Render the material again word for word, skipping the pictures in it.

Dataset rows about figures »

------------------------

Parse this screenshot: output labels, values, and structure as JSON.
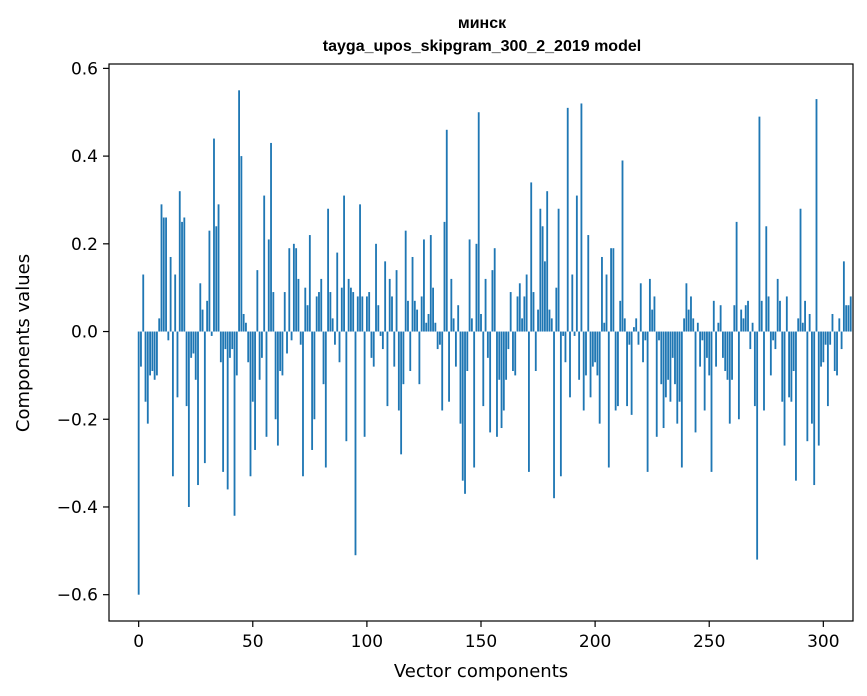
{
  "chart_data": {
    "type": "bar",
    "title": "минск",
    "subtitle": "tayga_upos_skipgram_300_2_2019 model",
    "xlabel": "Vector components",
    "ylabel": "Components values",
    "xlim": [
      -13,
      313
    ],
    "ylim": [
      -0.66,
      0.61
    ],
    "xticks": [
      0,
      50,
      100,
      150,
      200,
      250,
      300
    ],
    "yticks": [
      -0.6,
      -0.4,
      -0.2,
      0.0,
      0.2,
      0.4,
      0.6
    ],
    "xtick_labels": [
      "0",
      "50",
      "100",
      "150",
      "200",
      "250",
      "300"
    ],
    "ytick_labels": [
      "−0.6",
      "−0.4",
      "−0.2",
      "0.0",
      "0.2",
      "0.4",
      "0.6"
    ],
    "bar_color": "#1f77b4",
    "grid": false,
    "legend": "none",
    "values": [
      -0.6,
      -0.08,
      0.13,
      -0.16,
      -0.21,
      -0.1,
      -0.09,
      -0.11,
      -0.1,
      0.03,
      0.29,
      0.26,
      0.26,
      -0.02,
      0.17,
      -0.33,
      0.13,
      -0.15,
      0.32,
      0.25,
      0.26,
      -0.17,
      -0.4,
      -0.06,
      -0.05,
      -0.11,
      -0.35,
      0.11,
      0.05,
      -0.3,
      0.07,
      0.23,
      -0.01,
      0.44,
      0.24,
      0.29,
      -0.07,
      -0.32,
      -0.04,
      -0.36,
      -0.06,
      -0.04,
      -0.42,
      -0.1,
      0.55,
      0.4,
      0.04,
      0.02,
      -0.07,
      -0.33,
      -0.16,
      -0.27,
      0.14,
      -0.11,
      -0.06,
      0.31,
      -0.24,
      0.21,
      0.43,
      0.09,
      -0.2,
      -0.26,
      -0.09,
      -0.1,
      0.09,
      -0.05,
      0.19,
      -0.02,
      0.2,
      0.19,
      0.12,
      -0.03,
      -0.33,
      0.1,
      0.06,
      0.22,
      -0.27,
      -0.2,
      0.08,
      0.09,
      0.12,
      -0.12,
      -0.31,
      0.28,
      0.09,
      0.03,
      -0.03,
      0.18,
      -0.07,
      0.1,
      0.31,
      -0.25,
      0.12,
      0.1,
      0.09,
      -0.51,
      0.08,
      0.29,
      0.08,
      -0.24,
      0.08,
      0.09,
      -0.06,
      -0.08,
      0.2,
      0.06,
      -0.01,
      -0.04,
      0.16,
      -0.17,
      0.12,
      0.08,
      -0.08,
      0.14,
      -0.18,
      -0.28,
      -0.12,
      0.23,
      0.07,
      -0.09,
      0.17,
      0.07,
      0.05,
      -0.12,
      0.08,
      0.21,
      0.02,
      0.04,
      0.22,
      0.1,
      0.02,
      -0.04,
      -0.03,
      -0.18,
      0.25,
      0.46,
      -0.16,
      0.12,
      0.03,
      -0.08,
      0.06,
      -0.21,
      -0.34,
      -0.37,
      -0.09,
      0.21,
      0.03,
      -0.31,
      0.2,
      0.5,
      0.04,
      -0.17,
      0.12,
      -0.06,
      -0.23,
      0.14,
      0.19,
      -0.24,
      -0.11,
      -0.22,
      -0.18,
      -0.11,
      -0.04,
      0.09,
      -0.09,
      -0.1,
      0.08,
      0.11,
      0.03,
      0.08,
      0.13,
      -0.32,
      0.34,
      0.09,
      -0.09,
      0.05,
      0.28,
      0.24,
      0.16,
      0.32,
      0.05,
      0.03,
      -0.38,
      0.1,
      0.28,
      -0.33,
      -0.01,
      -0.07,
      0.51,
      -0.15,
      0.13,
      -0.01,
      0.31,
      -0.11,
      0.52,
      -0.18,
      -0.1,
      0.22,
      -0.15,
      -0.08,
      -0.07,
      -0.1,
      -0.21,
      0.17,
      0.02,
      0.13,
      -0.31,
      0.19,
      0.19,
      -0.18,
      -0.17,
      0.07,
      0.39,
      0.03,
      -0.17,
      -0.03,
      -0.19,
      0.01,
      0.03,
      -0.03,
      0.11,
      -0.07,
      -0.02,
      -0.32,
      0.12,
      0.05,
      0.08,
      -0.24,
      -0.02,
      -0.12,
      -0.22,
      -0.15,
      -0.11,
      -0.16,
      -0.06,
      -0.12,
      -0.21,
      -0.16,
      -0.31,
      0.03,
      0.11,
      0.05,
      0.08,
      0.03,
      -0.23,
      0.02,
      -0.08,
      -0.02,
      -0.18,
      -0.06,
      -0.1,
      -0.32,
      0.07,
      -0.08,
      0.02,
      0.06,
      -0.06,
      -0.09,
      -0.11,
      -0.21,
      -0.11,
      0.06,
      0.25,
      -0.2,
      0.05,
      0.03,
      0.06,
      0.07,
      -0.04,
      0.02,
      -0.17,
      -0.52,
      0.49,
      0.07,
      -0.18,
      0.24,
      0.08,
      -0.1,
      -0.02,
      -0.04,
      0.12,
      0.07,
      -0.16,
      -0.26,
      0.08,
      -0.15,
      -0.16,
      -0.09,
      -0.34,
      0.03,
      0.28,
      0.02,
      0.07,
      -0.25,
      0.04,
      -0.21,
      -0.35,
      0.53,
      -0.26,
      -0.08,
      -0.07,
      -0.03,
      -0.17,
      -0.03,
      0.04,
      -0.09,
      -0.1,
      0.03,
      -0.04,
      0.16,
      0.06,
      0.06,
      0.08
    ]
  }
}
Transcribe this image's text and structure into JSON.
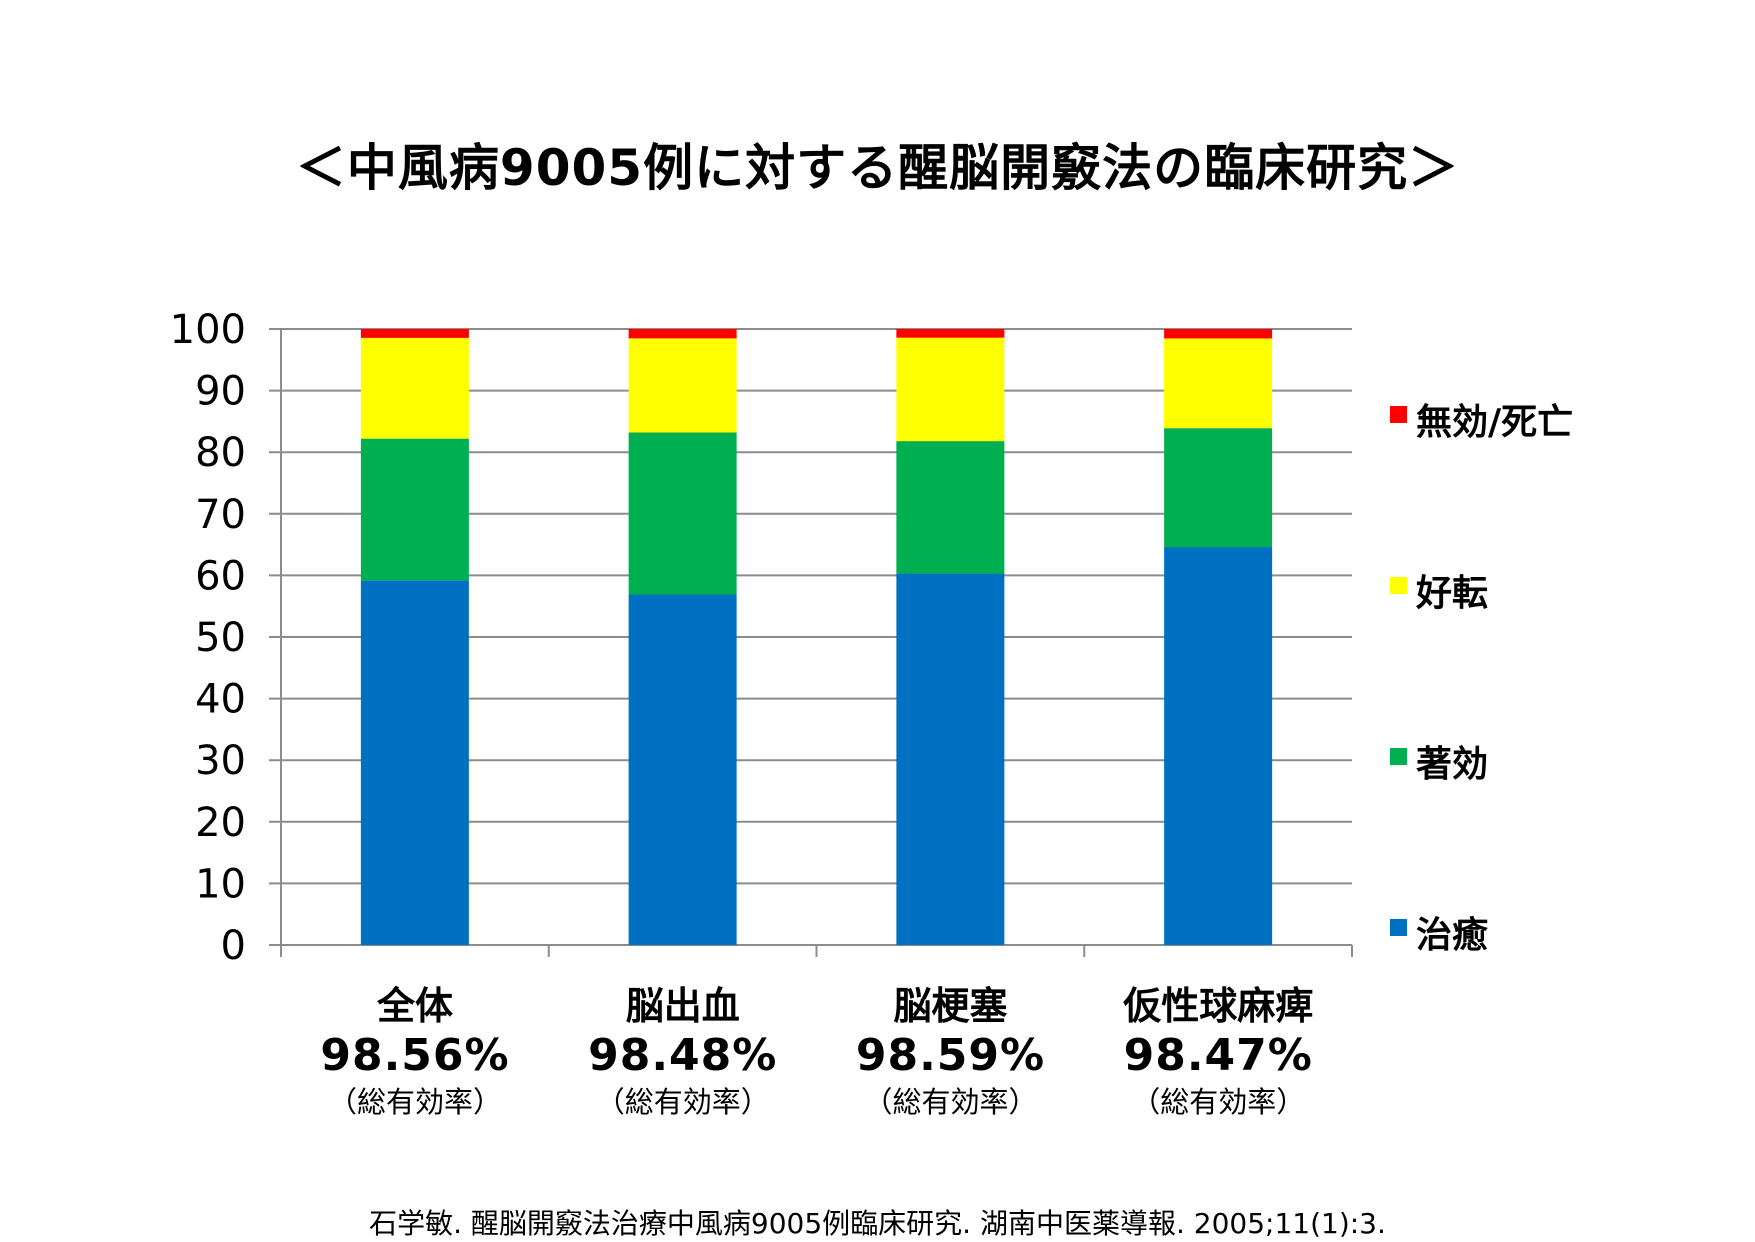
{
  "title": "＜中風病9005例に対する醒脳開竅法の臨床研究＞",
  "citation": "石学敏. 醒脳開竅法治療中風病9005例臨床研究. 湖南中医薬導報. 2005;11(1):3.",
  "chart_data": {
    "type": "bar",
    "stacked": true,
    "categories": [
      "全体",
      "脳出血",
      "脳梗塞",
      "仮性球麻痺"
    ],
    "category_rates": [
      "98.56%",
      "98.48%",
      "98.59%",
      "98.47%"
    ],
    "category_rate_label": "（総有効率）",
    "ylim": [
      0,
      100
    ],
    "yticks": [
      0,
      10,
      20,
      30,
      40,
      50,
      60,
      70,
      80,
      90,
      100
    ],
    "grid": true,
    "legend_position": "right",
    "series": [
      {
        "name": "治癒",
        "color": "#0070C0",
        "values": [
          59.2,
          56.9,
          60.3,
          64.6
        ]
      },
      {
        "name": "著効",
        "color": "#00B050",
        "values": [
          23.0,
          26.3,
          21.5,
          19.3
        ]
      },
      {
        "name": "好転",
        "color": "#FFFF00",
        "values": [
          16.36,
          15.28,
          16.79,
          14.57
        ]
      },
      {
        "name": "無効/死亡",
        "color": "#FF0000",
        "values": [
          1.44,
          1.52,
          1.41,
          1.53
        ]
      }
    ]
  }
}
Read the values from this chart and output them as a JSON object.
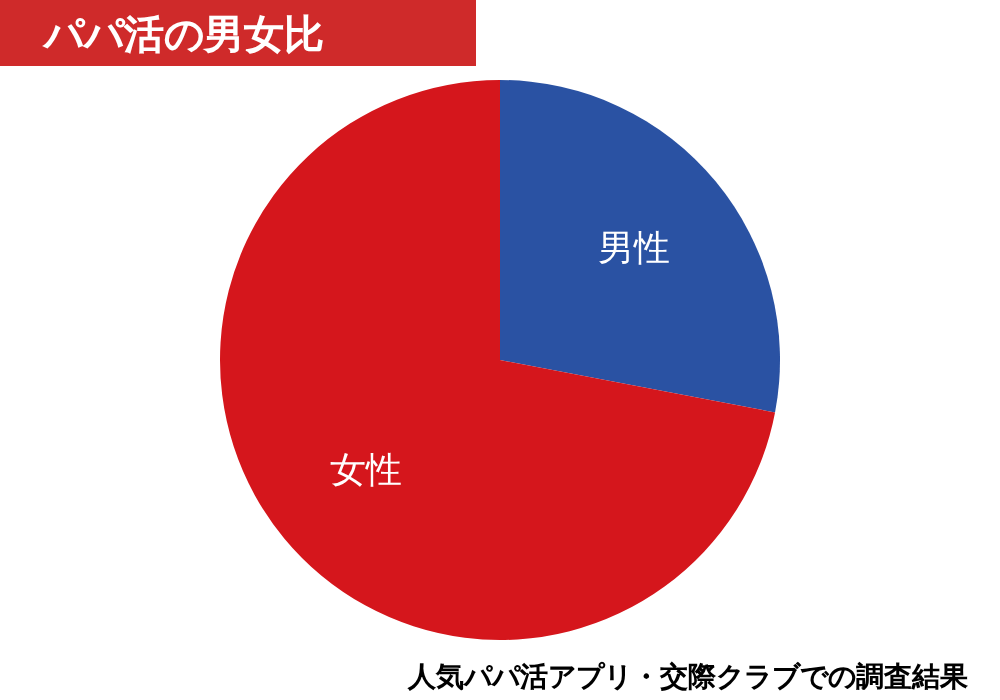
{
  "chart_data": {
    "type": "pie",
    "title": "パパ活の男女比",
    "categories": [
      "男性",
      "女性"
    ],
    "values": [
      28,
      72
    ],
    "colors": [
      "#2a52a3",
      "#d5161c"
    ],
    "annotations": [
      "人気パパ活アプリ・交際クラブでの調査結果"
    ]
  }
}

------------------------

The answer »
Parse this screenshot: output labels, values, and structure as JSON.
{
  "chart_data": {
    "type": "bar",
    "title": "минск",
    "subtitle": "tayga_upos_skipgram_300_2_2019 model",
    "xlabel": "Vector components",
    "ylabel": "Components values",
    "xlim": [
      -13,
      313
    ],
    "ylim": [
      -0.66,
      0.61
    ],
    "xticks": [
      0,
      50,
      100,
      150,
      200,
      250,
      300
    ],
    "yticks": [
      -0.6,
      -0.4,
      -0.2,
      0.0,
      0.2,
      0.4,
      0.6
    ],
    "xtick_labels": [
      "0",
      "50",
      "100",
      "150",
      "200",
      "250",
      "300"
    ],
    "ytick_labels": [
      "−0.6",
      "−0.4",
      "−0.2",
      "0.0",
      "0.2",
      "0.4",
      "0.6"
    ],
    "bar_color": "#1f77b4",
    "grid": false,
    "legend": "none",
    "values": [
      -0.6,
      -0.08,
      0.13,
      -0.16,
      -0.21,
      -0.1,
      -0.09,
      -0.11,
      -0.1,
      0.03,
      0.29,
      0.26,
      0.26,
      -0.02,
      0.17,
      -0.33,
      0.13,
      -0.15,
      0.32,
      0.25,
      0.26,
      -0.17,
      -0.4,
      -0.06,
      -0.05,
      -0.11,
      -0.35,
      0.11,
      0.05,
      -0.3,
      0.07,
      0.23,
      -0.01,
      0.44,
      0.24,
      0.29,
      -0.07,
      -0.32,
      -0.04,
      -0.36,
      -0.06,
      -0.04,
      -0.42,
      -0.1,
      0.55,
      0.4,
      0.04,
      0.02,
      -0.07,
      -0.33,
      -0.16,
      -0.27,
      0.14,
      -0.11,
      -0.06,
      0.31,
      -0.24,
      0.21,
      0.43,
      0.09,
      -0.2,
      -0.26,
      -0.09,
      -0.1,
      0.09,
      -0.05,
      0.19,
      -0.02,
      0.2,
      0.19,
      0.12,
      -0.03,
      -0.33,
      0.1,
      0.06,
      0.22,
      -0.27,
      -0.2,
      0.08,
      0.09,
      0.12,
      -0.12,
      -0.31,
      0.28,
      0.09,
      0.03,
      -0.03,
      0.18,
      -0.07,
      0.1,
      0.31,
      -0.25,
      0.12,
      0.1,
      0.09,
      -0.51,
      0.08,
      0.29,
      0.08,
      -0.24,
      0.08,
      0.09,
      -0.06,
      -0.08,
      0.2,
      0.06,
      -0.01,
      -0.04,
      0.16,
      -0.17,
      0.12,
      0.08,
      -0.08,
      0.14,
      -0.18,
      -0.28,
      -0.12,
      0.23,
      0.07,
      -0.09,
      0.17,
      0.07,
      0.05,
      -0.12,
      0.08,
      0.21,
      0.02,
      0.04,
      0.22,
      0.1,
      0.02,
      -0.04,
      -0.03,
      -0.18,
      0.25,
      0.46,
      -0.16,
      0.12,
      0.03,
      -0.08,
      0.06,
      -0.21,
      -0.34,
      -0.37,
      -0.09,
      0.21,
      0.03,
      -0.31,
      0.2,
      0.5,
      0.04,
      -0.17,
      0.12,
      -0.06,
      -0.23,
      0.14,
      0.19,
      -0.24,
      -0.11,
      -0.22,
      -0.18,
      -0.11,
      -0.04,
      0.09,
      -0.09,
      -0.1,
      0.08,
      0.11,
      0.03,
      0.08,
      0.13,
      -0.32,
      0.34,
      0.09,
      -0.09,
      0.05,
      0.28,
      0.24,
      0.16,
      0.32,
      0.05,
      0.03,
      -0.38,
      0.1,
      0.28,
      -0.33,
      -0.01,
      -0.07,
      0.51,
      -0.15,
      0.13,
      -0.01,
      0.31,
      -0.11,
      0.52,
      -0.18,
      -0.1,
      0.22,
      -0.15,
      -0.08,
      -0.07,
      -0.1,
      -0.21,
      0.17,
      0.02,
      0.13,
      -0.31,
      0.19,
      0.19,
      -0.18,
      -0.17,
      0.07,
      0.39,
      0.03,
      -0.17,
      -0.03,
      -0.19,
      0.01,
      0.03,
      -0.03,
      0.11,
      -0.07,
      -0.02,
      -0.32,
      0.12,
      0.05,
      0.08,
      -0.24,
      -0.02,
      -0.12,
      -0.22,
      -0.15,
      -0.11,
      -0.16,
      -0.06,
      -0.12,
      -0.21,
      -0.16,
      -0.31,
      0.03,
      0.11,
      0.05,
      0.08,
      0.03,
      -0.23,
      0.02,
      -0.08,
      -0.02,
      -0.18,
      -0.06,
      -0.1,
      -0.32,
      0.07,
      -0.08,
      0.02,
      0.06,
      -0.06,
      -0.09,
      -0.11,
      -0.21,
      -0.11,
      0.06,
      0.25,
      -0.2,
      0.05,
      0.03,
      0.06,
      0.07,
      -0.04,
      0.02,
      -0.17,
      -0.52,
      0.49,
      0.07,
      -0.18,
      0.24,
      0.08,
      -0.1,
      -0.02,
      -0.04,
      0.12,
      0.07,
      -0.16,
      -0.26,
      0.08,
      -0.15,
      -0.16,
      -0.09,
      -0.34,
      0.03,
      0.28,
      0.02,
      0.07,
      -0.25,
      0.04,
      -0.21,
      -0.35,
      0.53,
      -0.26,
      -0.08,
      -0.07,
      -0.03,
      -0.17,
      -0.03,
      0.04,
      -0.09,
      -0.1,
      0.03,
      -0.04,
      0.16,
      0.06,
      0.06,
      0.08
    ]
  }
}
Transcribe this image's text and structure into JSON.
{
  "title": "＜中風病9005例に対する醒脳開竅法の臨床研究＞",
  "citation": "石学敏. 醒脳開竅法治療中風病9005例臨床研究. 湖南中医薬導報. 2005;11(1):3.",
  "chart_data": {
    "type": "bar",
    "stacked": true,
    "categories": [
      "全体",
      "脳出血",
      "脳梗塞",
      "仮性球麻痺"
    ],
    "category_rates": [
      "98.56%",
      "98.48%",
      "98.59%",
      "98.47%"
    ],
    "category_rate_label": "（総有効率）",
    "ylim": [
      0,
      100
    ],
    "yticks": [
      0,
      10,
      20,
      30,
      40,
      50,
      60,
      70,
      80,
      90,
      100
    ],
    "grid": true,
    "legend_position": "right",
    "series": [
      {
        "name": "治癒",
        "color": "#0070C0",
        "values": [
          59.2,
          56.9,
          60.3,
          64.6
        ]
      },
      {
        "name": "著効",
        "color": "#00B050",
        "values": [
          23.0,
          26.3,
          21.5,
          19.3
        ]
      },
      {
        "name": "好転",
        "color": "#FFFF00",
        "values": [
          16.36,
          15.28,
          16.79,
          14.57
        ]
      },
      {
        "name": "無効/死亡",
        "color": "#FF0000",
        "values": [
          1.44,
          1.52,
          1.41,
          1.53
        ]
      }
    ]
  }
}
Read the values from this chart and output them as a JSON object.
{
  "chart_data": {
    "type": "pie",
    "title": "パパ活の男女比",
    "categories": [
      "男性",
      "女性"
    ],
    "values": [
      28,
      72
    ],
    "colors": [
      "#2a52a3",
      "#d5161c"
    ],
    "annotations": [
      "人気パパ活アプリ・交際クラブでの調査結果"
    ]
  }
}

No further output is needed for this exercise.